--- start ---
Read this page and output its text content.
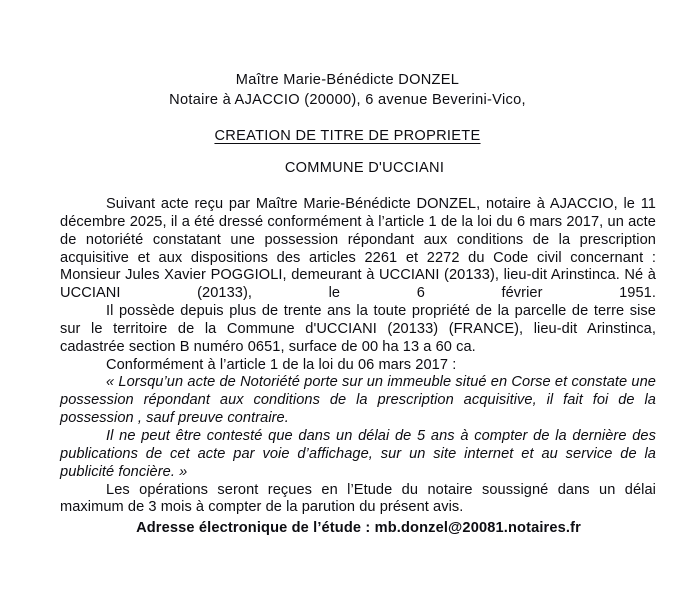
Maître Marie-Bénédicte DONZEL
Notaire à AJACCIO (20000), 6 avenue Beverini-Vico,
CREATION DE TITRE DE PROPRIETE
COMMUNE D'UCCIANI

Suivant acte reçu par Maître Marie-Bénédicte DONZEL, notaire à AJACCIO, le 11 décembre 2025, il a été dressé conformément à l’article 1 de la loi du 6 mars 2017, un acte de notoriété constatant une possession répondant aux conditions de la prescription acquisitive et aux dispositions des articles 2261 et 2272 du Code civil concernant : Monsieur Jules Xavier POGGIOLI, demeurant à UCCIANI (20133), lieu-dit Arinstinca. Né à UCCIANI (20133), le 6 février 1951.

Il possède depuis plus de trente ans la toute propriété de la parcelle de terre sise sur le territoire de la Commune d'UCCIANI (20133) (FRANCE), lieu-dit Arinstinca, cadastrée section B numéro 0651, surface de 00 ha 13 a 60 ca.

Conformément à l’article 1 de la loi du 06 mars 2017 :

« Lorsqu’un acte de Notoriété porte sur un immeuble situé en Corse et constate une possession répondant aux conditions de la prescription acquisitive, il fait foi de la possession , sauf preuve contraire.

Il ne peut être contesté que dans un délai de 5 ans à compter de la dernière des publications de cet acte par voie d’affichage, sur un site internet et au service de la publicité foncière. »

Les opérations seront reçues en l’Etude du notaire soussigné dans un délai maximum de 3 mois à compter de la parution du présent avis.

Adresse électronique de l’étude : mb.donzel@20081.notaires.fr
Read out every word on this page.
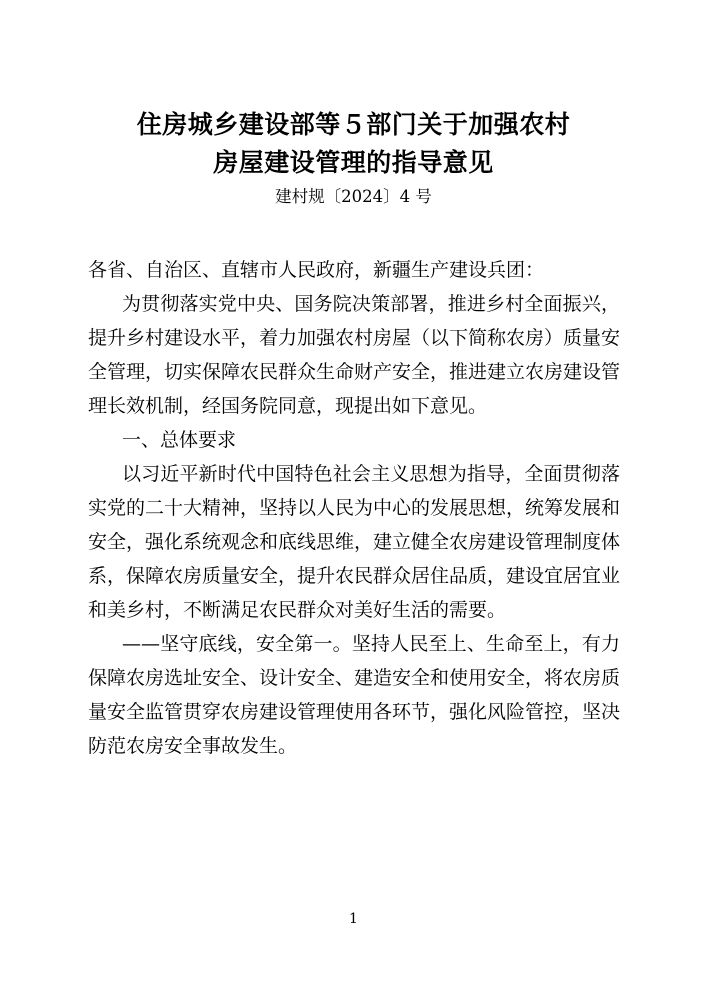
住房城乡建设部等５部门关于加强农村
房屋建设管理的指导意见
建村规〔2024〕4 号
各省、自治区、直辖市人民政府，新疆生产建设兵团：
为贯彻落实党中央、国务院决策部署，推进乡村全面振兴，
提升乡村建设水平，着力加强农村房屋（以下简称农房）质量安
全管理，切实保障农民群众生命财产安全，推进建立农房建设管
理长效机制，经国务院同意，现提出如下意见。
一、总体要求
以习近平新时代中国特色社会主义思想为指导，全面贯彻落
实党的二十大精神，坚持以人民为中心的发展思想，统筹发展和
安全，强化系统观念和底线思维，建立健全农房建设管理制度体
系，保障农房质量安全，提升农民群众居住品质，建设宜居宜业
和美乡村，不断满足农民群众对美好生活的需要。
——坚守底线，安全第一。坚持人民至上、生命至上，有力
保障农房选址安全、设计安全、建造安全和使用安全，将农房质
量安全监管贯穿农房建设管理使用各环节，强化风险管控，坚决
防范农房安全事故发生。
1
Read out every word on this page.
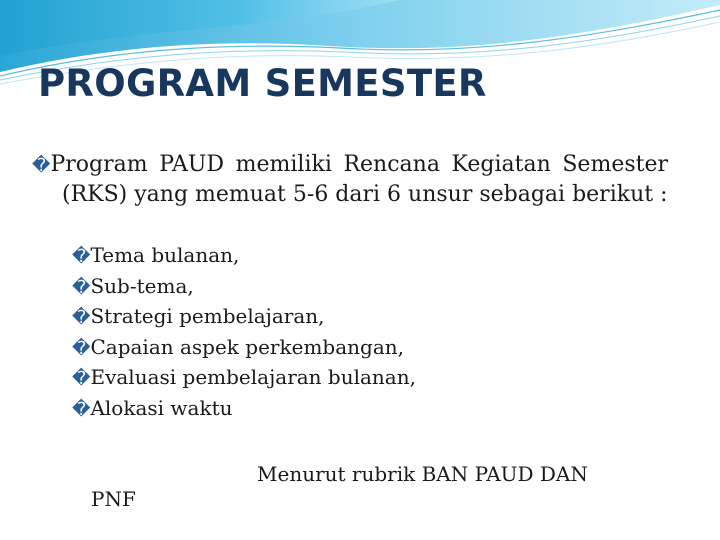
PROGRAM SEMESTER
�Program PAUD memiliki Rencana Kegiatan Semester (RKS) yang memuat 5-6 dari 6 unsur sebagai berikut :
�Tema bulanan,
�Sub-tema,
�Strategi pembelajaran,
�Capaian aspek perkembangan,
�Evaluasi pembelajaran bulanan,
�Alokasi waktu
Menurut rubrik BAN PAUD DAN
PNF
--- end ---
## Aim of the task
Report all lines of the data that include the word "compter".

## Exercise response
Il ne peut être contesté que dans un délai de 5 ans à compter de la dernière des publications de cet acte par voie d’affichage, sur un site internet et au service de la publicité foncière. »
Les opérations seront reçues en l’Etude du notaire soussigné dans un délai maximum de 3 mois à compter de la parution du présent avis.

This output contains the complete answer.